[Aim of the task]
Repeat the material below exactly, with no pictures.
---
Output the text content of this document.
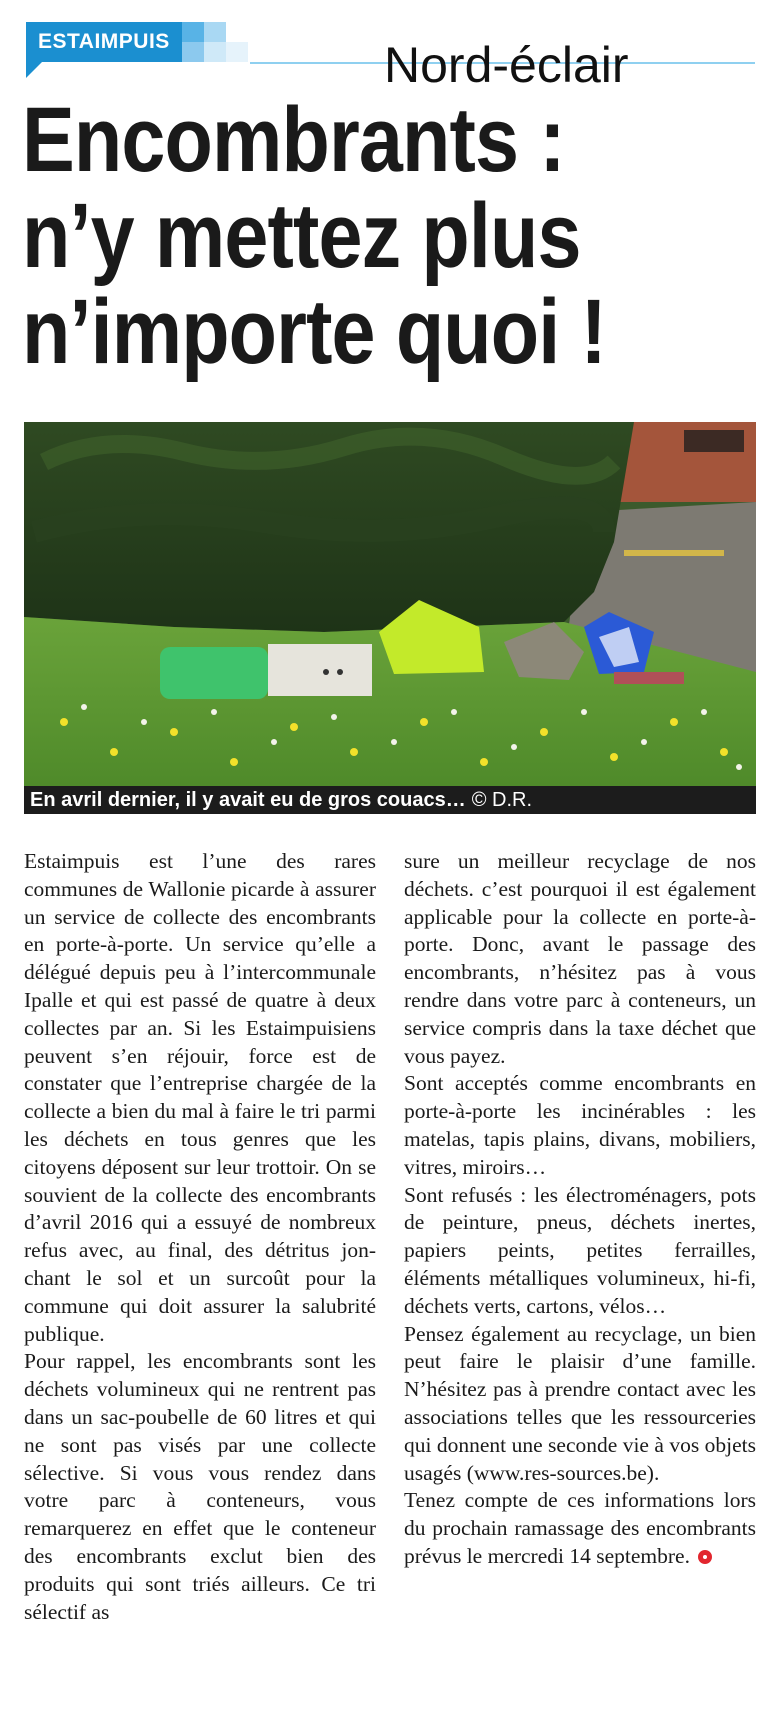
ESTAIMPUIS	Nord-éclair
Encombrants :
n’y mettez plus
n’importe quoi !
En avril dernier, il y avait eu de gros couacs… © D.R.

Estaimpuis est l’une des rares communes de Wallonie picarde à assurer un service de collecte des encombrants en porte-à-porte. Un service qu’elle a délégué depuis peu à l’intercommunale Ipalle et qui est passé de quatre à deux collectes par an. Si les Estaimpuisiens peuvent s’en réjouir, force est de constater que l’entreprise chargée de la collecte a bien du mal à faire le tri parmi les déchets en tous genres que les citoyens déposent sur leur trottoir. On se souvient de la collecte des encombrants d’avril 2016 qui a essuyé de nombreux refus avec, au final, des détritus jonchant le sol et un surcoût pour la commune qui doit assurer la salubrité publique.

Pour rappel, les encombrants sont les déchets volumineux qui ne rentrent pas dans un sac-poubelle de 60 litres et qui ne sont pas visés par une collecte sélective. Si vous vous rendez dans votre parc à conteneurs, vous remarquerez en effet que le conteneur des encombrants exclut bien des produits qui sont triés ailleurs. Ce tri sélectif as

sure un meilleur recyclage de nos déchets. c’est pourquoi il est également applicable pour la collecte en porte-à-porte. Donc, avant le passage des encombrants, n’hésitez pas à vous rendre dans votre parc à conteneurs, un service compris dans la taxe déchet que vous payez.

Sont acceptés comme encombrants en porte-à-porte les incinérables : les matelas, tapis plains, divans, mobiliers, vitres, miroirs…

Sont refusés : les électroménagers, pots de peinture, pneus, déchets inertes, papiers peints, petites ferrailles, éléments métalliques volumineux, hi-fi, déchets verts, cartons, vélos…

Pensez également au recyclage, un bien peut faire le plaisir d’une famille. N’hésitez pas à prendre contact avec les associations telles que les ressourceries qui donnent une seconde vie à vos objets usagés (www.res-sources.be).

Tenez compte de ces informations lors du prochain ramassage des encombrants prévus le mercredi 14 septembre.
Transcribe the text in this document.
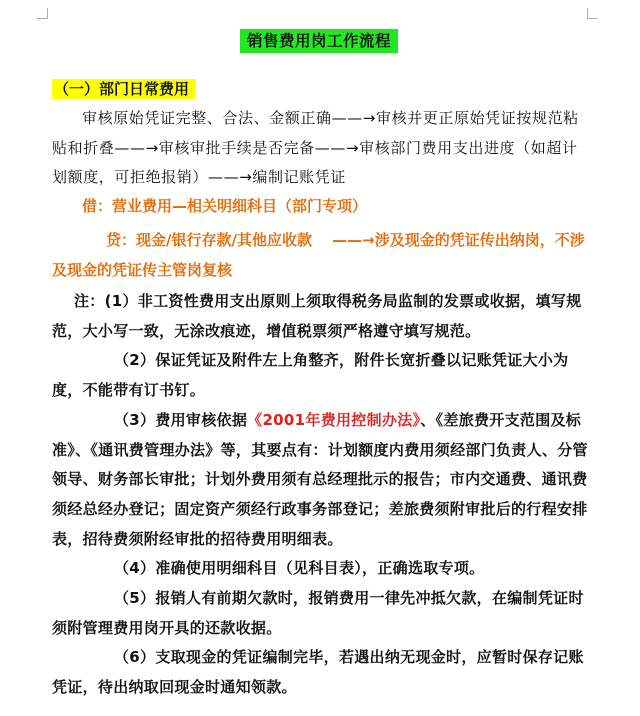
销售费用岗工作流程
（一）部门日常费用
审核原始凭证完整、合法、金额正确——→审核并更正原始凭证按规范粘贴和折叠——→审核审批手续是否完备——→审核部门费用支出进度（如超计划额度，可拒绝报销）——→编制记账凭证
借：营业费用—相关明细科目（部门专项）
贷：现金/银行存款/其他应收款　 ——→涉及现金的凭证传出纳岗，不涉及现金的凭证传主管岗复核

注：(1）非工资性费用支出原则上须取得税务局监制的发票或收据，填写规范，大小写一致，无涂改痕迹，增值税票须严格遵守填写规范。

（2）保证凭证及附件左上角整齐，附件长宽折叠以记账凭证大小为度，不能带有订书钉。

（3）费用审核依据《2001年费用控制办法》、《差旅费开支范围及标准》、《通讯费管理办法》等，其要点有：计划额度内费用须经部门负责人、分管领导、财务部长审批；计划外费用须有总经理批示的报告；市内交通费、通讯费须经总经办登记；固定资产须经行政事务部登记；差旅费须附审批后的行程安排表，招待费须附经审批的招待费用明细表。

（4）准确使用明细科目（见科目表），正确选取专项。

（5）报销人有前期欠款时，报销费用一律先冲抵欠款，在编制凭证时须附管理费用岗开具的还款收据。

（6）支取现金的凭证编制完毕，若遇出纳无现金时，应暂时保存记账凭证，待出纳取回现金时通知领款。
---
[Worked solution]
Output the text content of this document.
ESTAIMPUIS	Nord-éclair
Encombrants :
n’y mettez plus
n’importe quoi !
En avril dernier, il y avait eu de gros couacs… © D.R.

Estaimpuis est l’une des rares communes de Wallonie picarde à assurer un service de collecte des encombrants en porte-à-porte. Un service qu’elle a délégué depuis peu à l’intercommunale Ipalle et qui est passé de quatre à deux collectes par an. Si les Estaimpuisiens peuvent s’en réjouir, force est de constater que l’entreprise chargée de la collecte a bien du mal à faire le tri parmi les déchets en tous genres que les citoyens déposent sur leur trottoir. On se souvient de la collecte des encombrants d’avril 2016 qui a essuyé de nombreux refus avec, au final, des détritus jonchant le sol et un surcoût pour la commune qui doit assurer la salubrité publique.

Pour rappel, les encombrants sont les déchets volumineux qui ne rentrent pas dans un sac-poubelle de 60 litres et qui ne sont pas visés par une collecte sélective. Si vous vous rendez dans votre parc à conteneurs, vous remarquerez en effet que le conteneur des encombrants exclut bien des produits qui sont triés ailleurs. Ce tri sélectif as

sure un meilleur recyclage de nos déchets. c’est pourquoi il est également applicable pour la collecte en porte-à-porte. Donc, avant le passage des encombrants, n’hésitez pas à vous rendre dans votre parc à conteneurs, un service compris dans la taxe déchet que vous payez.

Sont acceptés comme encombrants en porte-à-porte les incinérables : les matelas, tapis plains, divans, mobiliers, vitres, miroirs…

Sont refusés : les électroménagers, pots de peinture, pneus, déchets inertes, papiers peints, petites ferrailles, éléments métalliques volumineux, hi-fi, déchets verts, cartons, vélos…

Pensez également au recyclage, un bien peut faire le plaisir d’une famille. N’hésitez pas à prendre contact avec les associations telles que les ressourceries qui donnent une seconde vie à vos objets usagés (www.res-sources.be).

Tenez compte de ces informations lors du prochain ramassage des encombrants prévus le mercredi 14 septembre.
Transcribe the text in this document.
销售费用岗工作流程
（一）部门日常费用
审核原始凭证完整、合法、金额正确——→审核并更正原始凭证按规范粘贴和折叠——→审核审批手续是否完备——→审核部门费用支出进度（如超计划额度，可拒绝报销）——→编制记账凭证
借：营业费用—相关明细科目（部门专项）
贷：现金/银行存款/其他应收款　 ——→涉及现金的凭证传出纳岗，不涉及现金的凭证传主管岗复核

注：(1）非工资性费用支出原则上须取得税务局监制的发票或收据，填写规范，大小写一致，无涂改痕迹，增值税票须严格遵守填写规范。

（2）保证凭证及附件左上角整齐，附件长宽折叠以记账凭证大小为度，不能带有订书钉。

（3）费用审核依据《2001年费用控制办法》、《差旅费开支范围及标准》、《通讯费管理办法》等，其要点有：计划额度内费用须经部门负责人、分管领导、财务部长审批；计划外费用须有总经理批示的报告；市内交通费、通讯费须经总经办登记；固定资产须经行政事务部登记；差旅费须附审批后的行程安排表，招待费须附经审批的招待费用明细表。

（4）准确使用明细科目（见科目表），正确选取专项。

（5）报销人有前期欠款时，报销费用一律先冲抵欠款，在编制凭证时须附管理费用岗开具的还款收据。

（6）支取现金的凭证编制完毕，若遇出纳无现金时，应暂时保存记账凭证，待出纳取回现金时通知领款。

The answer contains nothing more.